START

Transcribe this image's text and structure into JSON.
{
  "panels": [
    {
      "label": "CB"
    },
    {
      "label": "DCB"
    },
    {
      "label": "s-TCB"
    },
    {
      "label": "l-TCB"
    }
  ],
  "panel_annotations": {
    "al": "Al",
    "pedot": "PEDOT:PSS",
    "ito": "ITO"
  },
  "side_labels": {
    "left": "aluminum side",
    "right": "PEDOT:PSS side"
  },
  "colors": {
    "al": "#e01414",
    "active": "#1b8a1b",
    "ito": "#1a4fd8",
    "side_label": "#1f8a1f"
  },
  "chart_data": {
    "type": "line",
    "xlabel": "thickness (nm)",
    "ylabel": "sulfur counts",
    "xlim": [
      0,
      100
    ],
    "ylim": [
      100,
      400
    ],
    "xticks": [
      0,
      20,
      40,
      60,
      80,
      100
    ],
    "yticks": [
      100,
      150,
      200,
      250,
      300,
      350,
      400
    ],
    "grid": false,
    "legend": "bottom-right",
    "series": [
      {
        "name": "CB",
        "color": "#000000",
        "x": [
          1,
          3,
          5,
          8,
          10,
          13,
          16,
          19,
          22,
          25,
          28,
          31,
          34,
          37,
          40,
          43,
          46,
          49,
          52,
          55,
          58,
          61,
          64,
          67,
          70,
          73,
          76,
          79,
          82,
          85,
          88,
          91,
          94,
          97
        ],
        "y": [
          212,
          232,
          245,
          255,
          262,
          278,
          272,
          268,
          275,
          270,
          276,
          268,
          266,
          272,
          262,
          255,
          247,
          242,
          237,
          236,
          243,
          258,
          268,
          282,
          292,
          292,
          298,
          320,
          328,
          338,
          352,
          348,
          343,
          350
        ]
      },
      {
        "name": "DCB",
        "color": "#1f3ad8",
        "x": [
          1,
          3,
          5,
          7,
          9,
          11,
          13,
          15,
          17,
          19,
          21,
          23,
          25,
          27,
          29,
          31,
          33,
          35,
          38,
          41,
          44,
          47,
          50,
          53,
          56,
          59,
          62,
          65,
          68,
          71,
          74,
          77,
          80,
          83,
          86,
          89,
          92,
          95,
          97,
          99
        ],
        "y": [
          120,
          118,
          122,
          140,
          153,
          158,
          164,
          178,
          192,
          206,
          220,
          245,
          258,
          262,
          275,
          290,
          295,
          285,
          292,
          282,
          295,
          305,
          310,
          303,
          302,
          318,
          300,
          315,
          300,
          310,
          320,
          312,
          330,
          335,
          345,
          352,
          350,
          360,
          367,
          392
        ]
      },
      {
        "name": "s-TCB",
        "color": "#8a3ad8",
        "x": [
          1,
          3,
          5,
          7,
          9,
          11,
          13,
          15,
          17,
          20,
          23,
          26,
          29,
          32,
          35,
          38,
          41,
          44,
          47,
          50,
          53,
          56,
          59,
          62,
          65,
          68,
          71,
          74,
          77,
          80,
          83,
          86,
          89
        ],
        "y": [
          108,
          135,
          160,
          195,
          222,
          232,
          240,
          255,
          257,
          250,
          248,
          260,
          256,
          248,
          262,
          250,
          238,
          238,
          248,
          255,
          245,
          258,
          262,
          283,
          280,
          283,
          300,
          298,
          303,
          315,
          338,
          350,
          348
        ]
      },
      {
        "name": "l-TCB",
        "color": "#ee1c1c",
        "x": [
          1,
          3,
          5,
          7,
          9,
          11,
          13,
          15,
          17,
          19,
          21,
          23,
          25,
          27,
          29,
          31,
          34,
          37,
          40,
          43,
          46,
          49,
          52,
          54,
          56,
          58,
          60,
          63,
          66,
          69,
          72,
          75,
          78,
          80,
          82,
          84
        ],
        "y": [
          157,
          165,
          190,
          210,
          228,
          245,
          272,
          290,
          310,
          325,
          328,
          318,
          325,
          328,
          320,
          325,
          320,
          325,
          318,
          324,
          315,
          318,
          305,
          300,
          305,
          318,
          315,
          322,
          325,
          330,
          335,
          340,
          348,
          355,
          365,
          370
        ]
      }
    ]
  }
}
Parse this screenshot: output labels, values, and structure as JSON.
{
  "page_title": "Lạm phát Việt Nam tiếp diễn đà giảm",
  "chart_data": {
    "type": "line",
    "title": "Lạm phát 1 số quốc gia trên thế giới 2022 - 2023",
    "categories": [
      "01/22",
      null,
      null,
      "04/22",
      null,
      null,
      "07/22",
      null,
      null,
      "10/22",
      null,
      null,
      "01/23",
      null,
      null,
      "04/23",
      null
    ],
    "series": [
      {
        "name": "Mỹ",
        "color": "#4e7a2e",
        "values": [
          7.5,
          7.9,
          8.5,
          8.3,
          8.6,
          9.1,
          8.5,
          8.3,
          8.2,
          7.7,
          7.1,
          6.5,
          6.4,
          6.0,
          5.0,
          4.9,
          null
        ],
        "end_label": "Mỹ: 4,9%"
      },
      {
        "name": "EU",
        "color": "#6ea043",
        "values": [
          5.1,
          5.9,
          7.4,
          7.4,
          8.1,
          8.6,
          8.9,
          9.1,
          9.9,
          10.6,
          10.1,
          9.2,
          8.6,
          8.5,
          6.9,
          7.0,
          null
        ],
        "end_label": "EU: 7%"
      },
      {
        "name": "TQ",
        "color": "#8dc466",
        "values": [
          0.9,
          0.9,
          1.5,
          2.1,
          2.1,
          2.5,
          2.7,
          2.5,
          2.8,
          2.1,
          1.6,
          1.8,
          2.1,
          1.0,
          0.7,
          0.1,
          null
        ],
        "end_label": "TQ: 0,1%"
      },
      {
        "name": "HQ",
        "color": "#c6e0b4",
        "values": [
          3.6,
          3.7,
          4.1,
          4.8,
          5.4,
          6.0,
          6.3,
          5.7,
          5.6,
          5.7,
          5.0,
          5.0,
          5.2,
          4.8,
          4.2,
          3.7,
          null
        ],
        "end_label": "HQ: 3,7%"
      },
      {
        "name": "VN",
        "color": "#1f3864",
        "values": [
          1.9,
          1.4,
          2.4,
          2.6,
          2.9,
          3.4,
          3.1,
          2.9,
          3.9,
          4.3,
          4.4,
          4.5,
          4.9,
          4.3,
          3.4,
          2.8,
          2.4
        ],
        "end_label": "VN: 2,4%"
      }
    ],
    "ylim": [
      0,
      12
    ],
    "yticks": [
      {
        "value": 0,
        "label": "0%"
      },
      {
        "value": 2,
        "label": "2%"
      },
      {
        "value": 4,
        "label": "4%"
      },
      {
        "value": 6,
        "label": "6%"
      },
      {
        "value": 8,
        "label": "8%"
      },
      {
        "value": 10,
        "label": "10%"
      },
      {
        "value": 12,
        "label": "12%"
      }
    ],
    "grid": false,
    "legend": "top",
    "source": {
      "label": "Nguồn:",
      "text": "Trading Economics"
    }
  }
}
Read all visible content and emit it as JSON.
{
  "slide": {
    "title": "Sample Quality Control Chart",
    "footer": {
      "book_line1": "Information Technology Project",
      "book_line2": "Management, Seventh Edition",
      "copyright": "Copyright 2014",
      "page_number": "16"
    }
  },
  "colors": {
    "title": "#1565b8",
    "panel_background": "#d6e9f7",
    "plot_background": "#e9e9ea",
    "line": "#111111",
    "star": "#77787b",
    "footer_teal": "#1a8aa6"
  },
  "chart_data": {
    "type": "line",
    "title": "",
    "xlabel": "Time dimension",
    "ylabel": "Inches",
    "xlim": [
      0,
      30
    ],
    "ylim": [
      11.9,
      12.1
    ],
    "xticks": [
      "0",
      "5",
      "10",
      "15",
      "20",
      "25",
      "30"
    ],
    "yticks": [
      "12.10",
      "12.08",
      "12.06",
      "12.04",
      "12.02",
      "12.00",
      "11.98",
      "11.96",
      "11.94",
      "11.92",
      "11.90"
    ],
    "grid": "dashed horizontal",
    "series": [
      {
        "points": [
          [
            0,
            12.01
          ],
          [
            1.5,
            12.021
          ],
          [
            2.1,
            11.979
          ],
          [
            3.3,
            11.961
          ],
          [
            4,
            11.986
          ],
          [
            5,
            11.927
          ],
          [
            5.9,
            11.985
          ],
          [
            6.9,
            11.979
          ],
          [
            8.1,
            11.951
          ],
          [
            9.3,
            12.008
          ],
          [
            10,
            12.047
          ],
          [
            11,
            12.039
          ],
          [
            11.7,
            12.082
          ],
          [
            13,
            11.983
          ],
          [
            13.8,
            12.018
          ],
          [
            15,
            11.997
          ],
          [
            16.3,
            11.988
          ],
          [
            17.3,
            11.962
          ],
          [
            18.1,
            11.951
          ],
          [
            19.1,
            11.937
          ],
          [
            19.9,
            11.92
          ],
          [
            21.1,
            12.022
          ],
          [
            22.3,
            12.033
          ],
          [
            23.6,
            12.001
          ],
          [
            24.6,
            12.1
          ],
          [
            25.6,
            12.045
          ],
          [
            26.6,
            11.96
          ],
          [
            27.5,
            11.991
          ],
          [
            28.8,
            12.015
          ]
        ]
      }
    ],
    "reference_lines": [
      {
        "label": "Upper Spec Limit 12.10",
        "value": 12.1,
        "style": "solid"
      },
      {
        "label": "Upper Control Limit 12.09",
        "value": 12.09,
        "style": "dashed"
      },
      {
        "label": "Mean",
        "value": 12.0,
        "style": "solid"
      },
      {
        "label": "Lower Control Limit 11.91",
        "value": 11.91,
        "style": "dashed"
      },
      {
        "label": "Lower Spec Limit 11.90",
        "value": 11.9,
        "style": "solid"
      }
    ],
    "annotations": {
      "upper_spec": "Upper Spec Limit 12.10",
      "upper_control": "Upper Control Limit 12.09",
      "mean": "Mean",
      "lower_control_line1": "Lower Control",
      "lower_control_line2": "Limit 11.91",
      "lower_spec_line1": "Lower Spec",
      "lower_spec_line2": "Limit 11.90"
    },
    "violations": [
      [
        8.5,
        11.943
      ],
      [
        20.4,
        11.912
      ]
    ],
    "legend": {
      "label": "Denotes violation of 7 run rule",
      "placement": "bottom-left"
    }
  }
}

END

→ Task to complete: Select, from the listing, all lines that include the word "name".

→ Worked answer:
        "name": "CB",
        "name": "DCB",
        "name": "s-TCB",
        "name": "l-TCB",
        "name": "Mỹ",
        "name": "EU",
        "name": "TQ",
        "name": "HQ",
        "name": "VN",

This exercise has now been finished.